▸ STATED TASK: Quote the entries that follow exactly, leaving none out.

▸ PROVIDED RECORDS:
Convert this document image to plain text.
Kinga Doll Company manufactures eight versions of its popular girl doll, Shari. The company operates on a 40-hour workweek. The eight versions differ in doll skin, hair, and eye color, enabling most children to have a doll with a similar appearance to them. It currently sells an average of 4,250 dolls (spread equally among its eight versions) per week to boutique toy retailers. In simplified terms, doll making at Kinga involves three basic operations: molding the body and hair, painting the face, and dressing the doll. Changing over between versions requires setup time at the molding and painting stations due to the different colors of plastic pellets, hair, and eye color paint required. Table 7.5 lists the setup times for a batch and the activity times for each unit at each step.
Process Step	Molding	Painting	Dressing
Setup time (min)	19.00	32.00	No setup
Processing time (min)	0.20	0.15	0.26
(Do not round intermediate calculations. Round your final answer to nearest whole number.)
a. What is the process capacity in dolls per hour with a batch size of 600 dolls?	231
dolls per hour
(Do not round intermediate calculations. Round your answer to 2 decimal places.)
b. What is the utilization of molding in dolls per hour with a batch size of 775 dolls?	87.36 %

▸ ANSWER FOR THIS EXERCISE:
Convert this document image to plain text.
Kinga Doll Company manufactures eight versions of its popular girl doll, Shari. The company operates on a 40-hour workweek. The eight versions differ in doll skin, hair, and eye color, enabling most children to have a doll with a similar appearance to them. It currently sells an average of 4,250 dolls (spread equally among its eight versions) per week to boutique toy retailers. In simplified terms, doll making at Kinga involves three basic operations: molding the body and hair, painting the face, and dressing the doll. Changing over between versions requires setup time at the molding and painting stations due to the different colors of plastic pellets, hair, and eye color paint required. Table 7.5 lists the setup times for a batch and the activity times for each unit at each step.
Process Step	Molding	Painting	Dressing
Setup time (min)	19.00	32.00	No setup
Processing time (min)	0.20	0.15	0.26
(Do not round intermediate calculations. Round your final answer to nearest whole number.)
a. What is the process capacity in dolls per hour with a batch size of 600 dolls?	231
dolls per hour
(Do not round intermediate calculations. Round your answer to 2 decimal places.)
b. What is the utilization of molding in dolls per hour with a batch size of 775 dolls?	87.36 %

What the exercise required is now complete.